» DO THIS
Only a number is wanted. Count the lines holding the string "labels".

» DATASET ROWS

+---+

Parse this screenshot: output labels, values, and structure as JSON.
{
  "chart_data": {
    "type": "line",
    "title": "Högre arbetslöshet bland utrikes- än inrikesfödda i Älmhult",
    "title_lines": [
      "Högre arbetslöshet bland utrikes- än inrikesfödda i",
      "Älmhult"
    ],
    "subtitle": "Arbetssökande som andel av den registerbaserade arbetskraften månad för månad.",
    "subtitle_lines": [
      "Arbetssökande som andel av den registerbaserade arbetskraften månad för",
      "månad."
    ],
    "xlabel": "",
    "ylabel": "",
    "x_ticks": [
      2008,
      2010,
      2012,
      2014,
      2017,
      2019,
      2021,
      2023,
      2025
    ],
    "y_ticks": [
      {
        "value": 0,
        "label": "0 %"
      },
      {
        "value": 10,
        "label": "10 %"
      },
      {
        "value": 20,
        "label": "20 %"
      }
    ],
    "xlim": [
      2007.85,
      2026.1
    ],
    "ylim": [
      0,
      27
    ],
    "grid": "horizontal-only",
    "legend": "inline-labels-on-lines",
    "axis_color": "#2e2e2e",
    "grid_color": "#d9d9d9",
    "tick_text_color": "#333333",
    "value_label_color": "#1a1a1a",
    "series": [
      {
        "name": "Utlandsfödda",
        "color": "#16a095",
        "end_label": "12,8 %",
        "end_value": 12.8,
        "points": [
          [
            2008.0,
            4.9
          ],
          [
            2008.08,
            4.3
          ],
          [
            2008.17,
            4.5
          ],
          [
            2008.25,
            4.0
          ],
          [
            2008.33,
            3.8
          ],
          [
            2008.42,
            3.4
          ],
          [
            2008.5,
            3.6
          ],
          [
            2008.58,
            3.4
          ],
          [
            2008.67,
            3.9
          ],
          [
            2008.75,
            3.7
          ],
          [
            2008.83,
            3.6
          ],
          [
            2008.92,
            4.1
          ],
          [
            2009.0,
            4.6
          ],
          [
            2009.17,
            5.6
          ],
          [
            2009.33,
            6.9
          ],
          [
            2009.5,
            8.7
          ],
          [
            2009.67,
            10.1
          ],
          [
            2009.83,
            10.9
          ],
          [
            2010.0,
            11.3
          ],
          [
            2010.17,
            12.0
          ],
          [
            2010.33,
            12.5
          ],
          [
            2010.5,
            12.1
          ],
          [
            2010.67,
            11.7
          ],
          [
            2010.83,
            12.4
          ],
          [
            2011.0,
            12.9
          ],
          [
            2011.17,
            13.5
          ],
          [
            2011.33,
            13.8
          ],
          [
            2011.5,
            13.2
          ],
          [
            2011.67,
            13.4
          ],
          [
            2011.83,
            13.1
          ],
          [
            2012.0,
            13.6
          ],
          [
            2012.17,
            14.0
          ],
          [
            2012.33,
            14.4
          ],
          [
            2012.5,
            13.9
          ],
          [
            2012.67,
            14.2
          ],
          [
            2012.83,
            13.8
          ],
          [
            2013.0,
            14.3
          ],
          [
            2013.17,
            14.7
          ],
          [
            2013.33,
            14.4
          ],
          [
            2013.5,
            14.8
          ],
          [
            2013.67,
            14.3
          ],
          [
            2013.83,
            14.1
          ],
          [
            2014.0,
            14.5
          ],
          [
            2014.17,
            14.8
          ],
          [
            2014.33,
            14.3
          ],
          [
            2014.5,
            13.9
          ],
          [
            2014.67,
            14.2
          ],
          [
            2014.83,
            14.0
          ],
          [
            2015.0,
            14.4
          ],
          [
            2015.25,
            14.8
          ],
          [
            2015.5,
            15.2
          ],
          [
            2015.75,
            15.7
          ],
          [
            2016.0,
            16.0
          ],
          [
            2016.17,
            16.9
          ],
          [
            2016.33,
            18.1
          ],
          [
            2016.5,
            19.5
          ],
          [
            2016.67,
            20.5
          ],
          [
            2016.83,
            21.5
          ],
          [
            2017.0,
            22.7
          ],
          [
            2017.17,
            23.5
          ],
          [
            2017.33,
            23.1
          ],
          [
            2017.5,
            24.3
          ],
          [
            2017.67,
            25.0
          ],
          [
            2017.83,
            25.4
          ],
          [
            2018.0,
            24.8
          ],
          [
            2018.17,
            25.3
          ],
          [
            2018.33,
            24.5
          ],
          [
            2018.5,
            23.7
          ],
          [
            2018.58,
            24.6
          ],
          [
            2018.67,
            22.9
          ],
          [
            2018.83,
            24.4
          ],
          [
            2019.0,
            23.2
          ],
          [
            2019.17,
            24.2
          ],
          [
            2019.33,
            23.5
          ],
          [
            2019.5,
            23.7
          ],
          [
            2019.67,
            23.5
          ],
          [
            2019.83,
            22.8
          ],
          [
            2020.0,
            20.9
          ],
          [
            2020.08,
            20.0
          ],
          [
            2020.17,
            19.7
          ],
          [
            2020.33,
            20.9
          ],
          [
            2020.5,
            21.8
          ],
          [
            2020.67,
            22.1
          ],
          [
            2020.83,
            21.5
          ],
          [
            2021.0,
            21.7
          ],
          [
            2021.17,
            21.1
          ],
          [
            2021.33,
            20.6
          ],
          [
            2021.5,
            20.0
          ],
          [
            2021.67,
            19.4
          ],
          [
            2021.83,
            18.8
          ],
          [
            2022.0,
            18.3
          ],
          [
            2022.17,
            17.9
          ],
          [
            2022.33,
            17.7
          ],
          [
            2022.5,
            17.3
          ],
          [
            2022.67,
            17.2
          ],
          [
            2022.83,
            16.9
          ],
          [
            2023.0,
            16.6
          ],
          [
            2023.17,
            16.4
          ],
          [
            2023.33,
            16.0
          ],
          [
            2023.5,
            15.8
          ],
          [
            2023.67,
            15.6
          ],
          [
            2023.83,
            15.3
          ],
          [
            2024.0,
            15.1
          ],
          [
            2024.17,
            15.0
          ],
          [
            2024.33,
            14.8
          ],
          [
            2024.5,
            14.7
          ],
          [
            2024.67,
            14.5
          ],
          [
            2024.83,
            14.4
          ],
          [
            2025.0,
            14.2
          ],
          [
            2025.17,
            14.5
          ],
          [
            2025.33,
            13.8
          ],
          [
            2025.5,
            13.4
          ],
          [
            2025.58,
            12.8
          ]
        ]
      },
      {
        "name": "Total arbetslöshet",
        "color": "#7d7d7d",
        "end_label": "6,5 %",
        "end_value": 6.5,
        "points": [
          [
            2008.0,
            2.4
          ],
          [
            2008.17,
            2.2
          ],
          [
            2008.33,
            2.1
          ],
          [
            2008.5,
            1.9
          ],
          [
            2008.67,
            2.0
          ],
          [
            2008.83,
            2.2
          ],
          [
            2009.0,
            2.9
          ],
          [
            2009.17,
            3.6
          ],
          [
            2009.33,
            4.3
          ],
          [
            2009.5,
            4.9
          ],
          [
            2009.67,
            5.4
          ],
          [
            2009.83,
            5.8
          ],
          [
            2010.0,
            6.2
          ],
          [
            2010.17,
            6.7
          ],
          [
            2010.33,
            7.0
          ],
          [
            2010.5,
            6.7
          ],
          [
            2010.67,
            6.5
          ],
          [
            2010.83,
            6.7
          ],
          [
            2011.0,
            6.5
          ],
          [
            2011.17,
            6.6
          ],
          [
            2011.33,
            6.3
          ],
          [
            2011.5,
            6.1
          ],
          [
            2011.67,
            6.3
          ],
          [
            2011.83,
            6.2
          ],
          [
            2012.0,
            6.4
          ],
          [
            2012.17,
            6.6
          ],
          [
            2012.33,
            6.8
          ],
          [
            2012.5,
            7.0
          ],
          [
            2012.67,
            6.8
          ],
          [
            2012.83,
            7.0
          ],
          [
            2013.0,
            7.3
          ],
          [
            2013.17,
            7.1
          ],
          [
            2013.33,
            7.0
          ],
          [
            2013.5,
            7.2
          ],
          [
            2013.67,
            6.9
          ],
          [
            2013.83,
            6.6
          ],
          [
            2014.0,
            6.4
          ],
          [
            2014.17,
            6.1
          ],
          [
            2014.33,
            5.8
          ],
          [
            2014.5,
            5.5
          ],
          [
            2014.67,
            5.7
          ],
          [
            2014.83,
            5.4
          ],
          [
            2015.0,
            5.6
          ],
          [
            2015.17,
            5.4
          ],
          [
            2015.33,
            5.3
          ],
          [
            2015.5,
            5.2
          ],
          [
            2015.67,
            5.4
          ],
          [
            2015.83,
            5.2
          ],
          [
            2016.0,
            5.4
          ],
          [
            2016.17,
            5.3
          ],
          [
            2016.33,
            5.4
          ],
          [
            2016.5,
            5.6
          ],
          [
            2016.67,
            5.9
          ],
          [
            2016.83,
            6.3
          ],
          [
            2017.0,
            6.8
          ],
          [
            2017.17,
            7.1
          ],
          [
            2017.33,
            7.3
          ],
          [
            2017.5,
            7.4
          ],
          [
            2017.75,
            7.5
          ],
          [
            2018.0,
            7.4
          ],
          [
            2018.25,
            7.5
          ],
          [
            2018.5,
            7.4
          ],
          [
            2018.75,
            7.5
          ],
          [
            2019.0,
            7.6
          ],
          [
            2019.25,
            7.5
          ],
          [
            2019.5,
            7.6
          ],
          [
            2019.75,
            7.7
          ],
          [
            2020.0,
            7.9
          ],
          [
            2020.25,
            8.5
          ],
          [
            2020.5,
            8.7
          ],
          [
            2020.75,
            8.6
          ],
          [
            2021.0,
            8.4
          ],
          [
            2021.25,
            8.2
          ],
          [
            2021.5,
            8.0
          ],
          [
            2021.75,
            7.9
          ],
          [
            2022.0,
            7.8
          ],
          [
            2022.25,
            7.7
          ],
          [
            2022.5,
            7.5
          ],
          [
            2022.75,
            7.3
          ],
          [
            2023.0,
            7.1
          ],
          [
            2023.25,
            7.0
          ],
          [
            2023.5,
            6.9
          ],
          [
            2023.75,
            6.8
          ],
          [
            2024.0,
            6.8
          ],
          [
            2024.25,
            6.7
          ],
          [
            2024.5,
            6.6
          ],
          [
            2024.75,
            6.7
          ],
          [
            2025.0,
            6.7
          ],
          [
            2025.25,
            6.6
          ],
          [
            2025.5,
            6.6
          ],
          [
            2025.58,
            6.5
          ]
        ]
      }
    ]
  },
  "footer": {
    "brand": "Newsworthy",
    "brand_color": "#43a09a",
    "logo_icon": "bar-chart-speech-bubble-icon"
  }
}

+---+

» SOLUTION TO THIS PROBLEM
2